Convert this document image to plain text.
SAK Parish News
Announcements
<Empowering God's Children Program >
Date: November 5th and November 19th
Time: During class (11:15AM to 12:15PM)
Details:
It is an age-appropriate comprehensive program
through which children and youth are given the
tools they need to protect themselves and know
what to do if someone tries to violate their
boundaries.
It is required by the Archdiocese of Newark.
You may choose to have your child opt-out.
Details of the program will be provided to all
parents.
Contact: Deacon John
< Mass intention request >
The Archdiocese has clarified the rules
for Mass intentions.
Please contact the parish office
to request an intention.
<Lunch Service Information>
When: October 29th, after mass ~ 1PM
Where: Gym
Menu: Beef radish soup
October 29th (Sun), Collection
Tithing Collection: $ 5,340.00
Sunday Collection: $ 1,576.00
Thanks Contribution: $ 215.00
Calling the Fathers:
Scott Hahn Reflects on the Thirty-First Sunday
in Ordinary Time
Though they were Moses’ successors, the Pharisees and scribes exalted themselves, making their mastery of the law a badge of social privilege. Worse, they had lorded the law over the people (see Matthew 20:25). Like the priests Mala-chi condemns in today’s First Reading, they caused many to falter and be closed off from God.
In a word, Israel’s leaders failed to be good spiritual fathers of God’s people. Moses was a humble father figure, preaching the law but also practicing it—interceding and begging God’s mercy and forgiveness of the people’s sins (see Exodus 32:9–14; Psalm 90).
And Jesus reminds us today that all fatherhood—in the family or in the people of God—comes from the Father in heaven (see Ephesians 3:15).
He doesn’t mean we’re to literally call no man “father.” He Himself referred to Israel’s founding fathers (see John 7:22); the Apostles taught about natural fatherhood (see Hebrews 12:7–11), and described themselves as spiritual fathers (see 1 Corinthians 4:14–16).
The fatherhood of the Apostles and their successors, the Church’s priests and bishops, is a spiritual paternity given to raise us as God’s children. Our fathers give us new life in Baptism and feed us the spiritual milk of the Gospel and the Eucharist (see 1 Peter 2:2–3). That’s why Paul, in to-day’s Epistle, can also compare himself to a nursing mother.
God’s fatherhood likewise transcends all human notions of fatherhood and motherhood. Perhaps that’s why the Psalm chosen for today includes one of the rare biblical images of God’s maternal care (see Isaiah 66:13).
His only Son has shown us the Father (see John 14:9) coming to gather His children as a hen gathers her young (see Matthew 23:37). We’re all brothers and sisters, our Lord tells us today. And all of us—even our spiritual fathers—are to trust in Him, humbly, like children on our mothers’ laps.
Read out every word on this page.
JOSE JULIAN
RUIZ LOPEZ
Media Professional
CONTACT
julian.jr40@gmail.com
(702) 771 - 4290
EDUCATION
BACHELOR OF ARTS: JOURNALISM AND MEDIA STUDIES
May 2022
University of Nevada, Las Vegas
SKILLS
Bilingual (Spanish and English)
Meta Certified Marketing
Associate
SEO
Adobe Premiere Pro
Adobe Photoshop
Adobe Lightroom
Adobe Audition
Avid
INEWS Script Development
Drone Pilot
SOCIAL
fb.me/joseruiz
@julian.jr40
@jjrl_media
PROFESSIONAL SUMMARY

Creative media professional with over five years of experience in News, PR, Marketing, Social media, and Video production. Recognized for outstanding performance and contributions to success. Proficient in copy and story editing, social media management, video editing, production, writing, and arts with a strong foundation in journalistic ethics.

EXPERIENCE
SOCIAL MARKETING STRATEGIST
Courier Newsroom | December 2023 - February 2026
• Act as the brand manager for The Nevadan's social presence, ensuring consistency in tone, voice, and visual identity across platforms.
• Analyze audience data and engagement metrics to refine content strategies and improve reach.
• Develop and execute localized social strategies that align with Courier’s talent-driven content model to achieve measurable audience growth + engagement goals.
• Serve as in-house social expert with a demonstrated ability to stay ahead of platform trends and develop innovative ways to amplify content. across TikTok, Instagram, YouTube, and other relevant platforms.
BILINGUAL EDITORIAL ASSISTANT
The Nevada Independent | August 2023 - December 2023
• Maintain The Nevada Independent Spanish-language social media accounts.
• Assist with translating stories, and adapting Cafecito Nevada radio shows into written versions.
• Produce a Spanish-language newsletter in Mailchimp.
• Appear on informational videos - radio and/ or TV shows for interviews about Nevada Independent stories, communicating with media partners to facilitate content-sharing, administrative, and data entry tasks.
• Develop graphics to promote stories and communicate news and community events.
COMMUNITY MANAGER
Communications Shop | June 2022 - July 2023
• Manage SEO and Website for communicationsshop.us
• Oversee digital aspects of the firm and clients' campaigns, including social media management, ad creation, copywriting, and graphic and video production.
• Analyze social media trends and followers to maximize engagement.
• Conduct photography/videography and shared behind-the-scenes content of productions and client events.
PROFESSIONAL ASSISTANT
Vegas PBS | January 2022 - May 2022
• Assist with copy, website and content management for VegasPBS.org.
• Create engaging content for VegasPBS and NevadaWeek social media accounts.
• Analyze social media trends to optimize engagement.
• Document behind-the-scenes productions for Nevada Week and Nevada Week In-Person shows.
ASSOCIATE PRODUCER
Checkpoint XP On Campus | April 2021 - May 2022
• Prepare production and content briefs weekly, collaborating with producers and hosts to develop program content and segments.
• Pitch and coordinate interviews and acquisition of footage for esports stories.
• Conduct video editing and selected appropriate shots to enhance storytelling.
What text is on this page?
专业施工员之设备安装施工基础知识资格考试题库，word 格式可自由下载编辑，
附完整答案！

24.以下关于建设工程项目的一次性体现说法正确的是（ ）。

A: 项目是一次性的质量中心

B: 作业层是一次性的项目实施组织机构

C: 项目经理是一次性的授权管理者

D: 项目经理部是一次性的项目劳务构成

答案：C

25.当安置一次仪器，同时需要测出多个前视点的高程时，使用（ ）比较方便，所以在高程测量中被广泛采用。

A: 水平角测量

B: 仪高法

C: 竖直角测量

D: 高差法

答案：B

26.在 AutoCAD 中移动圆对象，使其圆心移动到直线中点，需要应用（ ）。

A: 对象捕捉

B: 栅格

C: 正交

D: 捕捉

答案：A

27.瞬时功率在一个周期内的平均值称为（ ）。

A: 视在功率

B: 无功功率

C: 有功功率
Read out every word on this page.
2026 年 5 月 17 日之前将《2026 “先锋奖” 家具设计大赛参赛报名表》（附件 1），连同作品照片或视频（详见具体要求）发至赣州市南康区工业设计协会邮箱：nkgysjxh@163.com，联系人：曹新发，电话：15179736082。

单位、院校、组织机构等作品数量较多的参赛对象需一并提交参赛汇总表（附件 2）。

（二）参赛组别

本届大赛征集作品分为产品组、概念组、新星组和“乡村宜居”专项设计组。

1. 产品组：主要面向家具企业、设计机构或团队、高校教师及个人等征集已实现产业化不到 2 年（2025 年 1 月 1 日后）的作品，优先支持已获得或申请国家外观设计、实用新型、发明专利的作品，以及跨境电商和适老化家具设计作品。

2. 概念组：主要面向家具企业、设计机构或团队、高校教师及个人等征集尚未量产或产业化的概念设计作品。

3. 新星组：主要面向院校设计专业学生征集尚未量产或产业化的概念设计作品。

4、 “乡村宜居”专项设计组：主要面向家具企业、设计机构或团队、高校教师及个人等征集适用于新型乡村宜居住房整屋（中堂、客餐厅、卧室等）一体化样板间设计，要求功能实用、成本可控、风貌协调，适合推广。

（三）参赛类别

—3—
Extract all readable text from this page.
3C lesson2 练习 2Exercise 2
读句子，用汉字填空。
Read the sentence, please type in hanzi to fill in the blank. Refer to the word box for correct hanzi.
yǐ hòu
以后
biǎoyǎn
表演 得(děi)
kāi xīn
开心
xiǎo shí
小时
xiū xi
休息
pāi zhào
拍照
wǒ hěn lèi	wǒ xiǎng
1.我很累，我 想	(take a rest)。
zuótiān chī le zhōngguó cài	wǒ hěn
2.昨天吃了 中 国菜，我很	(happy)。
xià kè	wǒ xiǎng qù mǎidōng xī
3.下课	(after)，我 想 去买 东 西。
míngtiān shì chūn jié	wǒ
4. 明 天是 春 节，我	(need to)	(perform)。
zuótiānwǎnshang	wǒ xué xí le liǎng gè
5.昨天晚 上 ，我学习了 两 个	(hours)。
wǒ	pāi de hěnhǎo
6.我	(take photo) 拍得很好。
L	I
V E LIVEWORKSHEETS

○ ○ ○ ○ ○

> _The request_
Locate the string "主要面向家具企业" in the listing above and copy every line where it occurs.

> _Task result_
1. 产品组：主要面向家具企业、设计机构或团队、高校教师及个人等征集已实现产业化不到 2 年（2025 年 1 月 1 日后）的作品，优先支持已获得或申请国家外观设计、实用新型、发明专利的作品，以及跨境电商和适老化家具设计作品。
2. 概念组：主要面向家具企业、设计机构或团队、高校教师及个人等征集尚未量产或产业化的概念设计作品。
4、 “乡村宜居”专项设计组：主要面向家具企业、设计机构或团队、高校教师及个人等征集适用于新型乡村宜居住房整屋（中堂、客餐厅、卧室等）一体化样板间设计，要求功能实用、成本可控、风貌协调，适合推广。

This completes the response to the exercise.